__PARTS OF THE EXERCISE__:
1 > Retype the Labour Appeal Court judgment word for word, everything from "Congress of South African" down to "(27 November 2020)".
2 > Using the Labour Appeal Court judgment, answer each question on its own line:
(a) On what date was the appeal heard?
(b) On what date did the first appellant issue its notice to the second respondent?
(c) According to the annexure, what percentage of people were unemployed as at 2017 under the broad definition?
3 > Continue the Labour Appeal Court judgment on protest action under s 77 from the point where the text stops.

__EXTRACT PROVIDED__:
## START

Congress of South African Trade Unions and Another v Business Unity of South Africa and Another (JA97/2019) [2020] ZALAC 51; (2021) 42 ILJ 490 (LAC); [2021] 4 BLLR 343 (LAC) (27 November 2020)

IN
THE LABOUR APPEAL COURT OF SOUTH AFRICA, JOHANNESBURG
Reportable
Case no: JA97/2019
In the matter between:
CONGRESS OF SOUTH
AFRICAN
TRADE
UNIONS                                                                        First

Appellant
SOUTH AFRICAN SOCIETY
OF BANK
OFFICIALS, THE FINANCE
UNION                                          Second

Appellant
and
BUSINESS UNITY SOUTH
AFRICA

First Respondent
NATIONAL ECONOMIC AND
DEVELOPMENT
LABOUR
COUNCIL                                                                    Second

Respondent
Heard:
23 September 2020
Delivered:
27 November 2020
Summary:
Protest
action—Section 77 of LRA 1995—Requirements—Compliance
with—Notice to employer--- Section 77 envisages
the issuing of
a notice in terms of para (b)---When consideration of matter by
employer failed union issuing a para (d) 14 days'
notice of proposed
protest action.
Coram:
Davis JA, Jappie JA and Kathree-Setiloane AJA
JUDGMENT
DAVIS JA
Introduction
[1]
This appeal concerns the interpretation of
s 77 of the Labour Relations Act 66 of 1995 (the LRA). Accordingly,
this focusses the
court’s attention on the nature and scope of
the right of employees who are not engaged in essential services or
maintenance
services to take part in protest action.
[2]
On 25 September 2019, Rabkin-Naicker J
sitting in the court a quo ordered that the appellant had failed to
comply with the provisions
of s 77(1) of the LRA. Accordingly, any
person who took part in the intended protest action would not enjoy
the protection afforded
by s 77 of the LRA. Further, the learned
judge ordered that the appellant was interdicted and restrained from
proceeding with encouraging
or enticing employees to engage in the
intended protest action or any conduct contemplated or inference
thereof until such time
as they had complied fully with s 77 of the
LRA.
[3]
With the leave of the court a quo, the
appellant has approached this court on appeal.
Factual matrix
[4]
On 21 August 2017, the first appellant
issued a notice to the second respondent in terms of s 77(1) of the
LRA and notified the
former about possible protest action. In an
annexure to the notice, the first appellant set out the reasons for
the intended protest
action after describing what it considered to be
adherence to economic policies which it described as ‘neoliberal
or trickle
down’ economic policies. The annexure then contained
the following:
The
current wave of retrenchments is of great concern to society and not
only trade unions. One of the consequences of trickle
down economic
policies in the labor market is that employers must be allowed to
hire and fire workers any time and for any reason
including for
increasing their profits and it is this labour flexibility that has
played a major contribution in the dismissal
of workers and increase
in poverty. This philosophy is not consistent with ubuntu, SA’s
socio-economic challenges and the
need to rectify the legacy of
apartheid and colonialism… The maintenance of high levels of
profits and bonuses to executives
cannot be a fair reason for
retrenchments. SA is facing a jobs bloodbath. In terms of the broad
definition of unemployment 37%
of people are unemployed as at 2017.

## END

__EXTRACTED MATERIAL__:
## START

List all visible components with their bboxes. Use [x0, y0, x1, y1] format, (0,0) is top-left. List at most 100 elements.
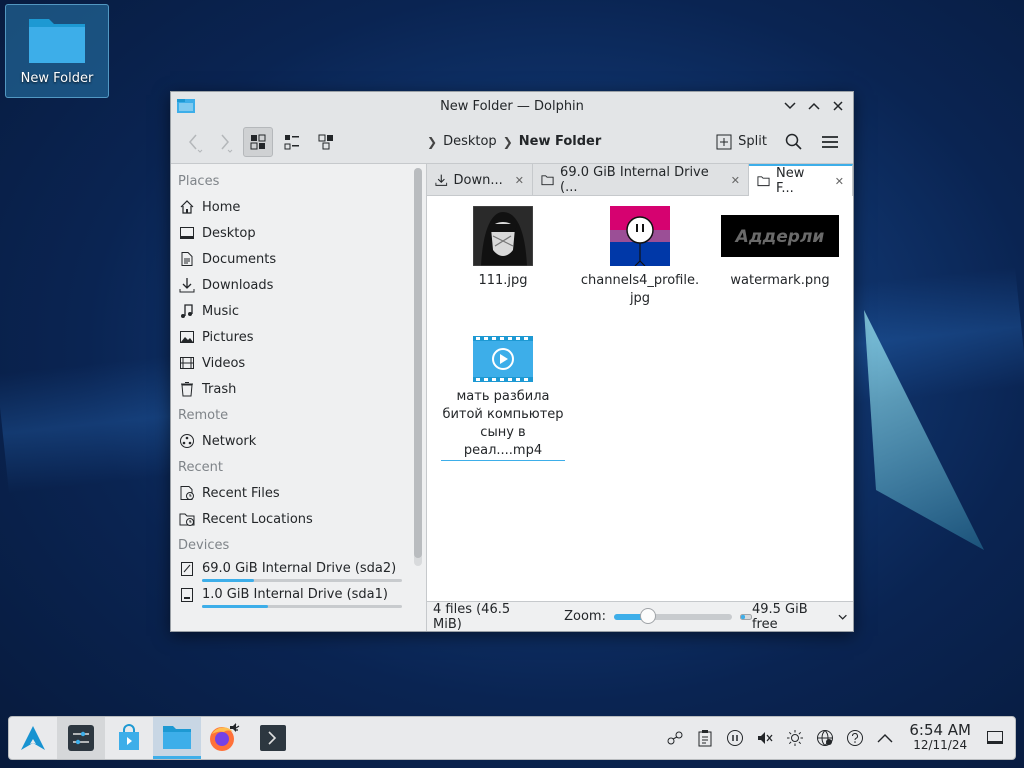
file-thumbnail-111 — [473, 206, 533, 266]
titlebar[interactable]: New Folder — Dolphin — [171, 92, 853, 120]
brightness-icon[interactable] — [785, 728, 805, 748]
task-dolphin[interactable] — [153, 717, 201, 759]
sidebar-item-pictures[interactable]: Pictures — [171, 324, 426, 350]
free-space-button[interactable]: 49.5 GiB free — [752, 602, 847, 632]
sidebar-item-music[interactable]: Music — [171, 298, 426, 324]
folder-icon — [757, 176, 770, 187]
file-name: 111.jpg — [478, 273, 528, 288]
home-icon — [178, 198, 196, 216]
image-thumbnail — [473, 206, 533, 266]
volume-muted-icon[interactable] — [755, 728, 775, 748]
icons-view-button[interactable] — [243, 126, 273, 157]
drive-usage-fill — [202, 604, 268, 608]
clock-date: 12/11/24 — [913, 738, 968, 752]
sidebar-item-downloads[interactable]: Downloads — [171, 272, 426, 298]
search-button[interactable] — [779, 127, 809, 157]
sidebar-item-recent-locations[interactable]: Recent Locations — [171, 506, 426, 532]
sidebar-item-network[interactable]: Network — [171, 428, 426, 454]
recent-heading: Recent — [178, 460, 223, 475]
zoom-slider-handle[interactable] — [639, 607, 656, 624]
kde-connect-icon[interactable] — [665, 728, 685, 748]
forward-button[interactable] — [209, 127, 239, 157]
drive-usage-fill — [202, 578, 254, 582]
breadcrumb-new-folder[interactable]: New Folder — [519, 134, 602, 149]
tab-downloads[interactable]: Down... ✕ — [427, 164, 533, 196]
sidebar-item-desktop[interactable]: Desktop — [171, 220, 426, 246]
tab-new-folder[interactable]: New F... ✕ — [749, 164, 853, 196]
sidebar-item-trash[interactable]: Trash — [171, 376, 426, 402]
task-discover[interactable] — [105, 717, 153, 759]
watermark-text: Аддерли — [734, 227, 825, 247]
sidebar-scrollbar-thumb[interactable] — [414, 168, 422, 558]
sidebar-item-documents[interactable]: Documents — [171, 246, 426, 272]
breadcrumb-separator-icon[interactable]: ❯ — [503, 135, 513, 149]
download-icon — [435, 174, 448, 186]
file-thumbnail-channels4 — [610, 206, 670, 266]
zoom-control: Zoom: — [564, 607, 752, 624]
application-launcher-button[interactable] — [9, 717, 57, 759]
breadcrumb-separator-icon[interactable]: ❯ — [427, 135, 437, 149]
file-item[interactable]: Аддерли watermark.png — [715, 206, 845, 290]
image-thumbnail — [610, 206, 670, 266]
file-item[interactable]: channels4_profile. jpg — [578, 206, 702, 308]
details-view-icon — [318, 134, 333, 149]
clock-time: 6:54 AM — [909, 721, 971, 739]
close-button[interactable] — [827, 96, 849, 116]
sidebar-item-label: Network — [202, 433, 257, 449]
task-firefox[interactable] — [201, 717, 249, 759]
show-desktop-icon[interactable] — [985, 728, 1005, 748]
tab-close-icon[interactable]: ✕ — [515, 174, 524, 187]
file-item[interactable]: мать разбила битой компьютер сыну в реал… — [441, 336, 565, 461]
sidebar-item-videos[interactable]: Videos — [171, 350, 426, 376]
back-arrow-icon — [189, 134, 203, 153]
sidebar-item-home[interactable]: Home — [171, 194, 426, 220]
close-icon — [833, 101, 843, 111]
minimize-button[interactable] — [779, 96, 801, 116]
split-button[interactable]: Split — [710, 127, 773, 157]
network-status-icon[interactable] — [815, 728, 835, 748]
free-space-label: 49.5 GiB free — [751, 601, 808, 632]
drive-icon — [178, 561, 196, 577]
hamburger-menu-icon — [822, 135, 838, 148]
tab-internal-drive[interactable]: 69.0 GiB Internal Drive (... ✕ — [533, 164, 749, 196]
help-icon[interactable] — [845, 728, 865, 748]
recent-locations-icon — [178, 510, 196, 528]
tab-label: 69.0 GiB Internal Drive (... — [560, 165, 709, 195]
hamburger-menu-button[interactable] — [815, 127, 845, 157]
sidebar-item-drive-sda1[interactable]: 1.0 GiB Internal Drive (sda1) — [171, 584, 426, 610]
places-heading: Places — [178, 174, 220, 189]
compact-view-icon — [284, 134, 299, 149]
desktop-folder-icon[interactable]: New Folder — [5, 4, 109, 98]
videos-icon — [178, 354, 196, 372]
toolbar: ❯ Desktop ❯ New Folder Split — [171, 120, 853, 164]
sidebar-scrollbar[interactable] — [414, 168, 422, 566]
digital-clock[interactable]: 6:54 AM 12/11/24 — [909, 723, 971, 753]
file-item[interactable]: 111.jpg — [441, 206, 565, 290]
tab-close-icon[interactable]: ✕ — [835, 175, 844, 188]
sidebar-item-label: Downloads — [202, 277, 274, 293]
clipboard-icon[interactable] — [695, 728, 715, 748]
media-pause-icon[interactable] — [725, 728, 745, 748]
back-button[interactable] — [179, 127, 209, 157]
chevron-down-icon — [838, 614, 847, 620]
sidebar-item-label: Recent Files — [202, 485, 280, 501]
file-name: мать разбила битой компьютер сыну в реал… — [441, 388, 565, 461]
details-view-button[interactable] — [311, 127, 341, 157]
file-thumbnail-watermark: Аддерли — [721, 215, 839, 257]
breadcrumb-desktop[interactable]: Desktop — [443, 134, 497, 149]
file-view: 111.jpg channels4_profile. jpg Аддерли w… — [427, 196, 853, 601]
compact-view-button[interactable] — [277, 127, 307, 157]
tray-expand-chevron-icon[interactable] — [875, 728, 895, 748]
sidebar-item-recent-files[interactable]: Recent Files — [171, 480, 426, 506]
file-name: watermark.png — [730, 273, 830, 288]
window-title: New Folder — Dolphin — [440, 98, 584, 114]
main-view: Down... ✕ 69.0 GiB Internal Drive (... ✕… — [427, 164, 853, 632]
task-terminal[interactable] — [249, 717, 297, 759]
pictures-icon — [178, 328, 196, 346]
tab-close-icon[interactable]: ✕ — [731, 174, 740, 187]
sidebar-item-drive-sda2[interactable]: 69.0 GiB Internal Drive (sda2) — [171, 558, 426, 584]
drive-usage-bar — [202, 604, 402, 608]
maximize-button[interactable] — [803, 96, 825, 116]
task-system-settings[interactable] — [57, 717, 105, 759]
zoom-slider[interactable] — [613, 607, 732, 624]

## END

__FINAL RESULTS__:
1 >
Congress of South African Trade Unions and Another v Business Unity of South Africa and Another (JA97/2019) [2020] ZALAC 51; (2021) 42 ILJ 490 (LAC); [2021] 4 BLLR 343 (LAC) (27 November 2020)

2 >
(a) 23 September 2020
(b) 21 August 2017
(c) 37%

3 >
The rate for Black Africans is 40.9%, Coloureds 28.9%, Indians 15.8%
and Whites is 8.5%. The
youth unemployment between 15 and 24 years is
about 66%. It is unacceptable that BRICS countries unemployment is
below 10%.”
[5]
The first appellant then issued a number of
demands for policy interventions included the following:

As
a quid pro quo for government’s generous tax benefits and other
subsidies to private sector companies, companies must be
prohibited
from retrenching employees for the sake of profits and must be
required to create a certain number of jobs per year
and this must be
monitored by the CCMA.
Government
through Nedlac must convene an Economic and Jobs Summit within the
next three months after submission of this notice.

[6]
The first appellant concluded with the
following:

Nedlac
will be advised of the precise nature of the protest action and the
date or dates upon which they will take place in the
s 77 (1)(d)
notice, if and when this notice is provided.

[7]
Following this notice, on 15 September
2017, third respondent’s standing committee convened a
consultative meeting which included
representatives of government,
first respondent and the appellant. At this meeting, it appears that
the parties agreed that a job
summit should be convened and that
third respondent should play a central role in the convening
thereof.  However, the parties
could not agree on the demand for
the prohibition of retrenchments which appellant alleged was
motivated by profits maximisation.
It appears that the government
representatives undertook to consult and revert to third respondent
within a month.
[8]
On 15 January 2019, first appellant issued
a further notice to the second respondent in terms of s 77 (1)
(d)
of the LRA. In it, the first appellant stated that it intended to
proceed with protest action as set out in the notice which had
been
served on the second respondent on 21 August 2017. The annexure to
the notice described the forms of protest action which
were
contemplated to take place on 13 February 2019.
[9]
On 5 February 2019, the first appellant
issued a further notice in terms of s 77 (1)
(d)
of the LRA in which it informed the second respondent of its
intention to again proceed with protest action on 19 February 2019.
[10]
On 28 August 2019, the first appellant
issued yet another notice to the second respondent, again in terms of
s 77 (1)
(d)
which disclosed an intention to proceed with protest action on 27
September 2019 which protest action would focus mainly on the

financial sector. Appellant then informed the second respondent that
“it will assess the program of action and decide on
the way
forward.  It reserved the right to extend the program of action
if it deemed it necessary.”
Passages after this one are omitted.